*Job*. Could you print all the entries exactly?

=== Given data ===

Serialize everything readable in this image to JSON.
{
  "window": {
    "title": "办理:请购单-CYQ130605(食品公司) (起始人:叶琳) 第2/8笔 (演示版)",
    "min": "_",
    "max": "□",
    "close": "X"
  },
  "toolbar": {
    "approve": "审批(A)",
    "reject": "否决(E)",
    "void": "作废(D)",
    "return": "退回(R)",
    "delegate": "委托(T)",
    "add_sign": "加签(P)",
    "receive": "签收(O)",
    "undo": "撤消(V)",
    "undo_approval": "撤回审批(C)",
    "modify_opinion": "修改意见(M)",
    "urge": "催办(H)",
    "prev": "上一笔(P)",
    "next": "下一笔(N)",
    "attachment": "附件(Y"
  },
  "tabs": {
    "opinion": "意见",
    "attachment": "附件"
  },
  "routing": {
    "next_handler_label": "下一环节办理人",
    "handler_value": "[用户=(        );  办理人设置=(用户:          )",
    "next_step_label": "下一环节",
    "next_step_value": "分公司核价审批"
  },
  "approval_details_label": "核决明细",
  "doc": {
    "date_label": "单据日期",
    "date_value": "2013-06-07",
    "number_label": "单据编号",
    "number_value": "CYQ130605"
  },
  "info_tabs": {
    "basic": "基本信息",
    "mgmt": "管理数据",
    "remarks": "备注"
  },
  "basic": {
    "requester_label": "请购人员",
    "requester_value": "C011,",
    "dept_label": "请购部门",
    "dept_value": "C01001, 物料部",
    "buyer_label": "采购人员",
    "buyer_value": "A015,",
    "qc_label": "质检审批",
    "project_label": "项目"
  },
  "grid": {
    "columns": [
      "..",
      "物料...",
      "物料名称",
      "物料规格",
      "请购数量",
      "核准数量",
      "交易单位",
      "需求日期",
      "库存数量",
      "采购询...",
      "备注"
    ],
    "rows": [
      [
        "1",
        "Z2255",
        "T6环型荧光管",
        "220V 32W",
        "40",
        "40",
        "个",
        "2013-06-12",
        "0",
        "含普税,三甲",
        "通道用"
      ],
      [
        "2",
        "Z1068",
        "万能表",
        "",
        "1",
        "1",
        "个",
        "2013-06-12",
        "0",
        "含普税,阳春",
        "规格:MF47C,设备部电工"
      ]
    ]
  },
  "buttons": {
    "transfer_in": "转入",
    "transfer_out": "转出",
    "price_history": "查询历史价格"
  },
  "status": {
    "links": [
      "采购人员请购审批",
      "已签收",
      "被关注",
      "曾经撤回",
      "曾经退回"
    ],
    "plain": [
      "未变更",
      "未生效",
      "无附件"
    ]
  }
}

===

*Solution for this exercise*.
Serialize everything readable in this image to JSON.
{
  "window": {
    "title": "办理:请购单-CYQ130605(食品公司) (起始人:叶琳) 第2/8笔 (演示版)",
    "min": "_",
    "max": "□",
    "close": "X"
  },
  "toolbar": {
    "approve": "审批(A)",
    "reject": "否决(E)",
    "void": "作废(D)",
    "return": "退回(R)",
    "delegate": "委托(T)",
    "add_sign": "加签(P)",
    "receive": "签收(O)",
    "undo": "撤消(V)",
    "undo_approval": "撤回审批(C)",
    "modify_opinion": "修改意见(M)",
    "urge": "催办(H)",
    "prev": "上一笔(P)",
    "next": "下一笔(N)",
    "attachment": "附件(Y"
  },
  "tabs": {
    "opinion": "意见",
    "attachment": "附件"
  },
  "routing": {
    "next_handler_label": "下一环节办理人",
    "handler_value": "[用户=(        );  办理人设置=(用户:          )",
    "next_step_label": "下一环节",
    "next_step_value": "分公司核价审批"
  },
  "approval_details_label": "核决明细",
  "doc": {
    "date_label": "单据日期",
    "date_value": "2013-06-07",
    "number_label": "单据编号",
    "number_value": "CYQ130605"
  },
  "info_tabs": {
    "basic": "基本信息",
    "mgmt": "管理数据",
    "remarks": "备注"
  },
  "basic": {
    "requester_label": "请购人员",
    "requester_value": "C011,",
    "dept_label": "请购部门",
    "dept_value": "C01001, 物料部",
    "buyer_label": "采购人员",
    "buyer_value": "A015,",
    "qc_label": "质检审批",
    "project_label": "项目"
  },
  "grid": {
    "columns": [
      "..",
      "物料...",
      "物料名称",
      "物料规格",
      "请购数量",
      "核准数量",
      "交易单位",
      "需求日期",
      "库存数量",
      "采购询...",
      "备注"
    ],
    "rows": [
      [
        "1",
        "Z2255",
        "T6环型荧光管",
        "220V 32W",
        "40",
        "40",
        "个",
        "2013-06-12",
        "0",
        "含普税,三甲",
        "通道用"
      ],
      [
        "2",
        "Z1068",
        "万能表",
        "",
        "1",
        "1",
        "个",
        "2013-06-12",
        "0",
        "含普税,阳春",
        "规格:MF47C,设备部电工"
      ]
    ]
  },
  "buttons": {
    "transfer_in": "转入",
    "transfer_out": "转出",
    "price_history": "查询历史价格"
  },
  "status": {
    "links": [
      "采购人员请购审批",
      "已签收",
      "被关注",
      "曾经撤回",
      "曾经退回"
    ],
    "plain": [
      "未变更",
      "未生效",
      "无附件"
    ]
  }
}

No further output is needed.